[SHORT TASK]
Read the records below. Copy each line where the string "Mode" occurs.

[PROVIDED INFORMATION]

------------------------------

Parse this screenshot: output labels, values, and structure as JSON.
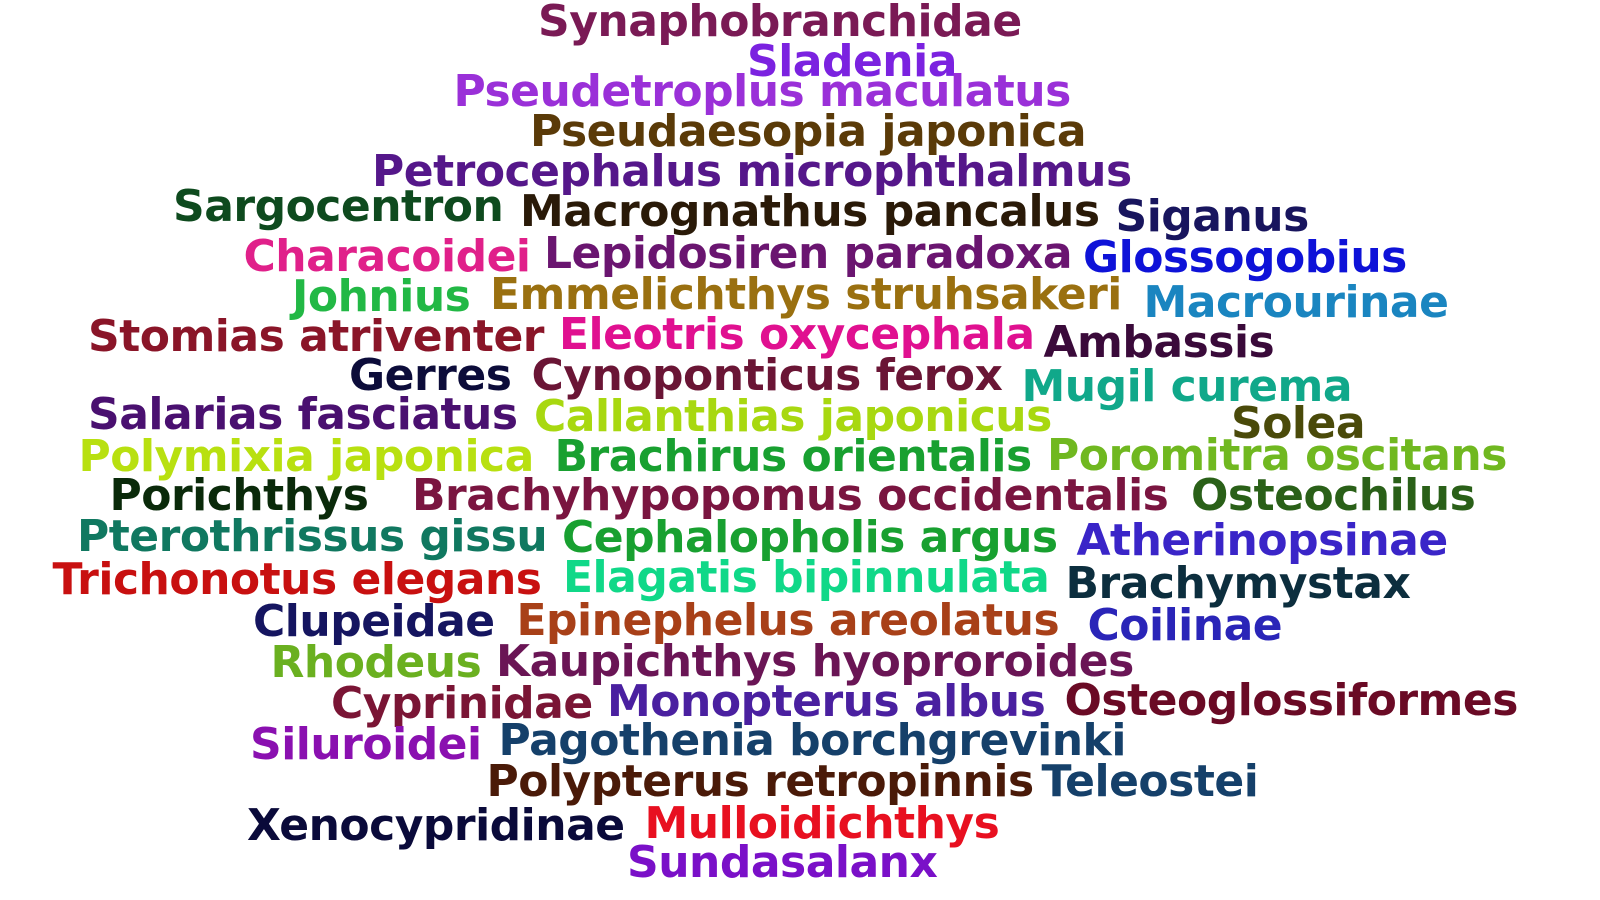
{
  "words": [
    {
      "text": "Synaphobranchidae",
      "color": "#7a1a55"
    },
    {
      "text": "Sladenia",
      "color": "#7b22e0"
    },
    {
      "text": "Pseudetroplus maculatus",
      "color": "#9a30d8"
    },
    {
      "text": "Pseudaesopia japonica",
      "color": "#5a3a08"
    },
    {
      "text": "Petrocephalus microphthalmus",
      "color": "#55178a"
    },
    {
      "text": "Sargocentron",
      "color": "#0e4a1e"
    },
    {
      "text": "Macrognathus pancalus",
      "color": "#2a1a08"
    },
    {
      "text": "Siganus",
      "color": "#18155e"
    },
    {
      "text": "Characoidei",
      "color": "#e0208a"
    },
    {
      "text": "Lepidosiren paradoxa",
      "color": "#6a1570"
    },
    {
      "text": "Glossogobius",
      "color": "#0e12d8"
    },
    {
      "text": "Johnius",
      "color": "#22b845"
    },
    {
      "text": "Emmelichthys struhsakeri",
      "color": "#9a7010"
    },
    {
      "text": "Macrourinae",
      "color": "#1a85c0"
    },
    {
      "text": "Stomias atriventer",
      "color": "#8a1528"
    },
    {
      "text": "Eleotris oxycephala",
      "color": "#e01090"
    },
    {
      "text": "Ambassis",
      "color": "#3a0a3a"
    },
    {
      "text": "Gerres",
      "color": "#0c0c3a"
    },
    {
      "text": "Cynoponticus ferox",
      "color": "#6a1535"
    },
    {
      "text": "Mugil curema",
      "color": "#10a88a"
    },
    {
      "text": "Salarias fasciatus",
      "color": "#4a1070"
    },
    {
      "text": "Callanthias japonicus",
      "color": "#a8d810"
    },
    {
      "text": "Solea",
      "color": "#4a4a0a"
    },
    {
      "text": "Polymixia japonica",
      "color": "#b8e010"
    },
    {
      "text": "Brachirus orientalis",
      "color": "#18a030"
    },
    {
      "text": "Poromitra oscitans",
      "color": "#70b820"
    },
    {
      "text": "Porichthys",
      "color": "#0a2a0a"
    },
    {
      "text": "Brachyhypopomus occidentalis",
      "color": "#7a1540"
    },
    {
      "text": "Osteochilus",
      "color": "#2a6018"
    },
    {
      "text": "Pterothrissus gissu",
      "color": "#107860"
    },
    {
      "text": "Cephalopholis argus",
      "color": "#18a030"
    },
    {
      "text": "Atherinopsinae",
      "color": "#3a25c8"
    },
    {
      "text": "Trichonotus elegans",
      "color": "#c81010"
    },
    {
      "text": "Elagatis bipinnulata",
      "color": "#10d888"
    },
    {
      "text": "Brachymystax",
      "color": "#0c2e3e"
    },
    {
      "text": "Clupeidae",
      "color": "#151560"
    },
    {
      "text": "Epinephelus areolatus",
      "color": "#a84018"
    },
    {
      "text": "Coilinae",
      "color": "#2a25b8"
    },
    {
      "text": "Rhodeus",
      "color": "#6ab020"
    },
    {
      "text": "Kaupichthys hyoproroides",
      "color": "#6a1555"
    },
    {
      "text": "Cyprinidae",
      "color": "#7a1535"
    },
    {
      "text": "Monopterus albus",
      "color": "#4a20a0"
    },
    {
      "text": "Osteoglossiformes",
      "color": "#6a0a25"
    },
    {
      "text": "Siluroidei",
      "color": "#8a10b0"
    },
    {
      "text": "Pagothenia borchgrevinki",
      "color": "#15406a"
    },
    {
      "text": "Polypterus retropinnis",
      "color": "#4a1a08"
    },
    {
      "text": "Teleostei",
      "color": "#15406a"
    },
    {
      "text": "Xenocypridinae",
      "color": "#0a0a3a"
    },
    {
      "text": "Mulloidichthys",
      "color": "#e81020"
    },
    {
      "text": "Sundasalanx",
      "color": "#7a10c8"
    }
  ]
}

------------------------------

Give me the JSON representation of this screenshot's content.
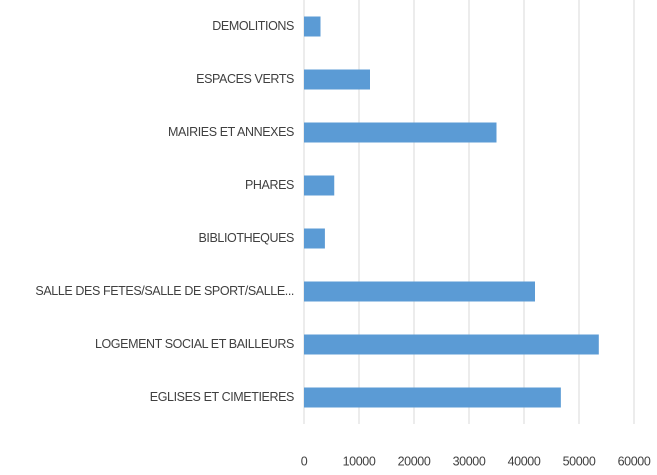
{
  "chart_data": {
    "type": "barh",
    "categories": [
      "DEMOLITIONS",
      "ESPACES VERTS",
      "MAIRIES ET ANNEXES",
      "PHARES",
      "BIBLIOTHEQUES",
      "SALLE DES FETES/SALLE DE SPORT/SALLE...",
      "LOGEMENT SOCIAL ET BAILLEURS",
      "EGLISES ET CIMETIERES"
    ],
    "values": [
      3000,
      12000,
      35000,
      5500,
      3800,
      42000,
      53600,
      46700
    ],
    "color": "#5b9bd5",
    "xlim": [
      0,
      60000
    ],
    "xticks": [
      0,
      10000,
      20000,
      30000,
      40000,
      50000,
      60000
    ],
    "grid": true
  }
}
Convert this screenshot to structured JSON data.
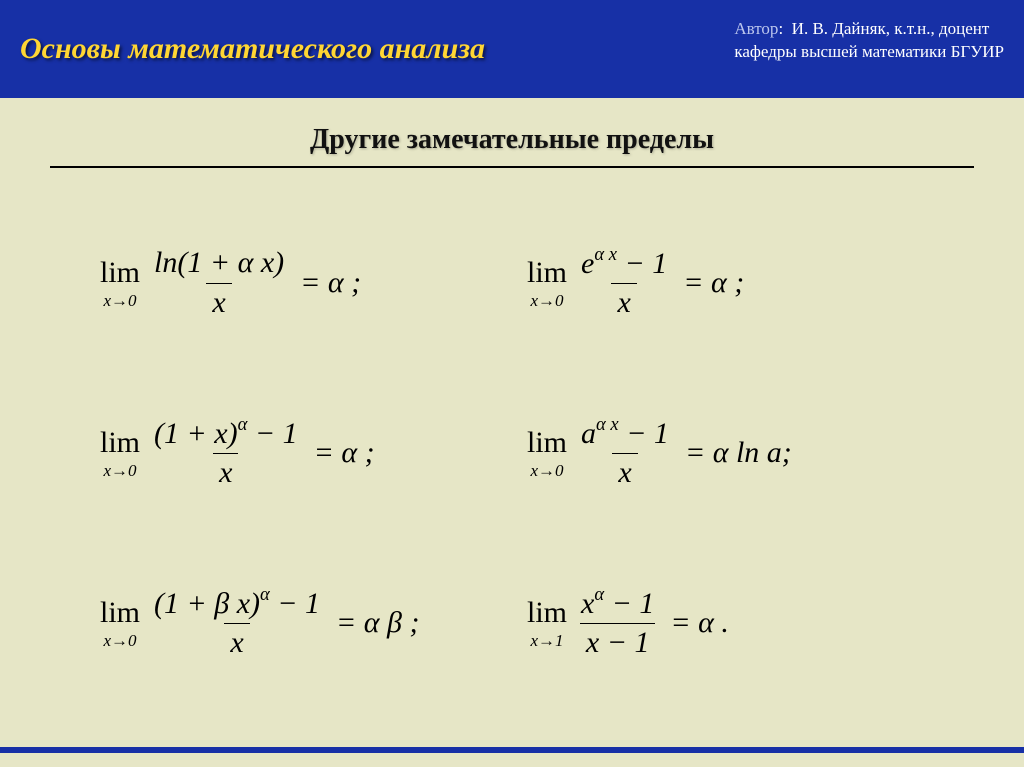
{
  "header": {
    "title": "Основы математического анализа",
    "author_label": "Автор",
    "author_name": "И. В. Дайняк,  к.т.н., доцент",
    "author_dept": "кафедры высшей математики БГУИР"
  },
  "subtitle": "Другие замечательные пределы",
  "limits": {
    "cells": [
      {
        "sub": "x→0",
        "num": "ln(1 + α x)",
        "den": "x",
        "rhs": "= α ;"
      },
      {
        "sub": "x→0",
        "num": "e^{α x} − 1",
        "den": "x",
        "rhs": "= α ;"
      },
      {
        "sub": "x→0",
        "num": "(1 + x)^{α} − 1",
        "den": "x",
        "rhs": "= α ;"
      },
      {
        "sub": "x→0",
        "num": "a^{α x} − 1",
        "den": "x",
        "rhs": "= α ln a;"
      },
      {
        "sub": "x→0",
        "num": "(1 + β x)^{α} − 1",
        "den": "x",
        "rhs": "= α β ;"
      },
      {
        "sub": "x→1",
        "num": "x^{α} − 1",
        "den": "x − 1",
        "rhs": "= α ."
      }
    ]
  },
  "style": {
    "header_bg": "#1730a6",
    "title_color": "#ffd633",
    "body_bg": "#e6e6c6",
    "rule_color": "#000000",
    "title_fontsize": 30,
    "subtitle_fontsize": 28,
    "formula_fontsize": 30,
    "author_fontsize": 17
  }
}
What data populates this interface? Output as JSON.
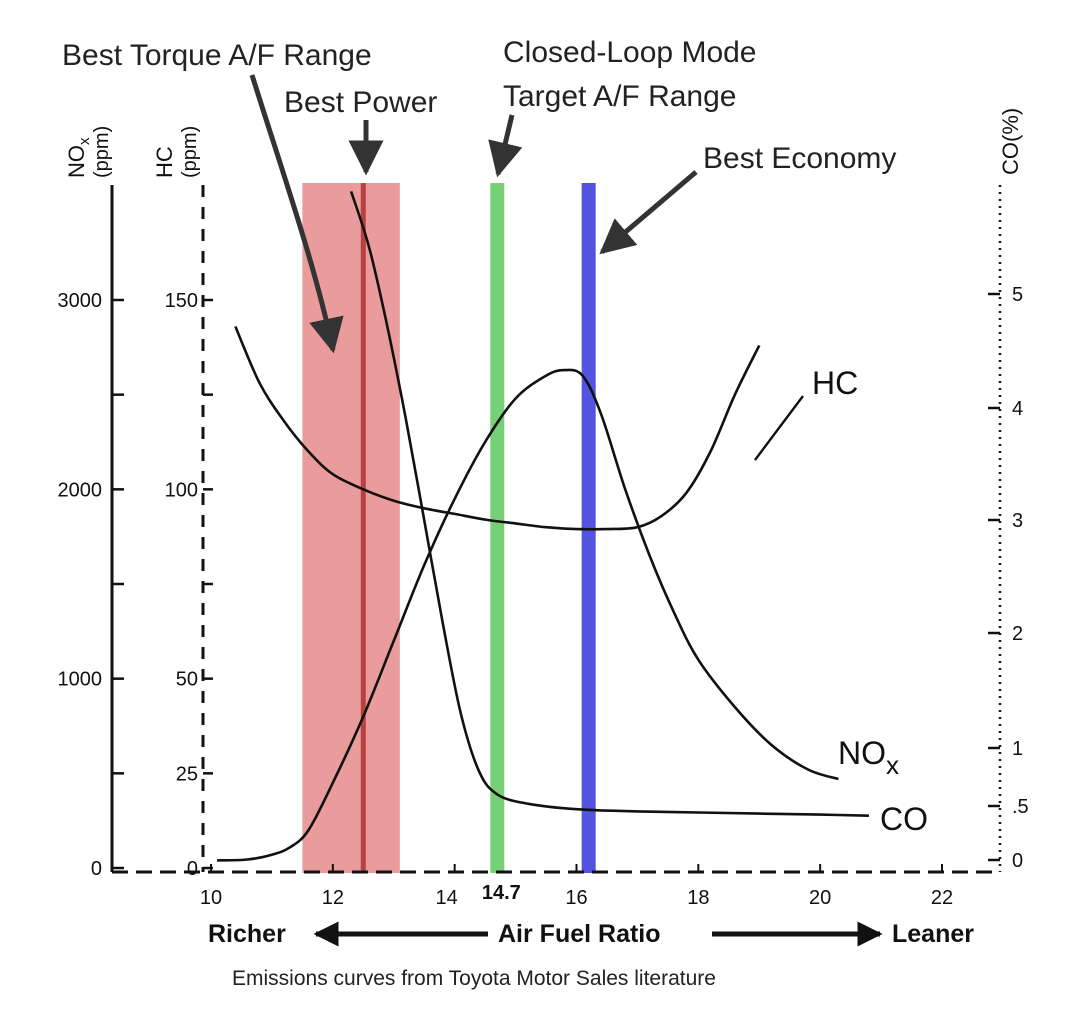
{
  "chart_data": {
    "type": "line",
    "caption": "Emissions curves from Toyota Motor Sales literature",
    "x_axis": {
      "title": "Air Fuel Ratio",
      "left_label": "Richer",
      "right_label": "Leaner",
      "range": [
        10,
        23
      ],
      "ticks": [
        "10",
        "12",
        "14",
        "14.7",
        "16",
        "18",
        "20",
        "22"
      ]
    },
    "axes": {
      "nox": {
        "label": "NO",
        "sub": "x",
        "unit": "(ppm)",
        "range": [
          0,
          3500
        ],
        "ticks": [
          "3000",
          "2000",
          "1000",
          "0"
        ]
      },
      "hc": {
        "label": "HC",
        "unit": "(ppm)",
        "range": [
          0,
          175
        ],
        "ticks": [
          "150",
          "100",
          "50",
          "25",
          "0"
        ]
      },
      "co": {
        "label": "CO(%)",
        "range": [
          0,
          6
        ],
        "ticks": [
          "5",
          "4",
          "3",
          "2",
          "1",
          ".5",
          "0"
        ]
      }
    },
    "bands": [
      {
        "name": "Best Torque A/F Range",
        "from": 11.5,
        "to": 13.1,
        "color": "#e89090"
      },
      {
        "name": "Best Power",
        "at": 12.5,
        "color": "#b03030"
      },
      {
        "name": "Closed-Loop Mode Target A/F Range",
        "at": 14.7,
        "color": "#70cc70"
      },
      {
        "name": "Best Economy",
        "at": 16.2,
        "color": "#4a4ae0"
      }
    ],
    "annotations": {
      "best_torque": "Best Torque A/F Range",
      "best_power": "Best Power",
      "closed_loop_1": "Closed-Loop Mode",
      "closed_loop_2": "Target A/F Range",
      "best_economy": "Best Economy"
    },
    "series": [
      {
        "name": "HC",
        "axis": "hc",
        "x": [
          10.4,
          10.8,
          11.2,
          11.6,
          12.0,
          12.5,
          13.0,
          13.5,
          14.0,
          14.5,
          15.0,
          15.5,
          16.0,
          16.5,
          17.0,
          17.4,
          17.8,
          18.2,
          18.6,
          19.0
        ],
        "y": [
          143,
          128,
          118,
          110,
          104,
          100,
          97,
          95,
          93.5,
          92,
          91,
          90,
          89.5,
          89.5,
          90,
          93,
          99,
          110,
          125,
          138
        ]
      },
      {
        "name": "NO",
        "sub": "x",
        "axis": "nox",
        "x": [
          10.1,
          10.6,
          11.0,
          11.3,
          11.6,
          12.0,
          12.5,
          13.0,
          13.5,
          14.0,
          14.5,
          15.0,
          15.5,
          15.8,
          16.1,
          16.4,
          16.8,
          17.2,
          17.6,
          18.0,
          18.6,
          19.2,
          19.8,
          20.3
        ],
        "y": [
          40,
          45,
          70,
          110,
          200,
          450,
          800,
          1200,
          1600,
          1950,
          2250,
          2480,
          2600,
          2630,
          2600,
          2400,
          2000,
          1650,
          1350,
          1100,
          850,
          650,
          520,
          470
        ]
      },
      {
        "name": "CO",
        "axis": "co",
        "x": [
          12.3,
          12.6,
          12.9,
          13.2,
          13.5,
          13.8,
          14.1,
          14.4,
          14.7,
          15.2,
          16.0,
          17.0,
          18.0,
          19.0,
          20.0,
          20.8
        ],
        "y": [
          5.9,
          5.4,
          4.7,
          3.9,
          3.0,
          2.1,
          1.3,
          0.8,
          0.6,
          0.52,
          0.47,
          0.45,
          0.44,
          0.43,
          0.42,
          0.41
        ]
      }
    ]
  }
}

------------------------------

[ANSWER TO THE TASK]
        "name": "Closed-Loop Mode Target A/F Range",
      "closed_loop_1": "Closed-Loop Mode",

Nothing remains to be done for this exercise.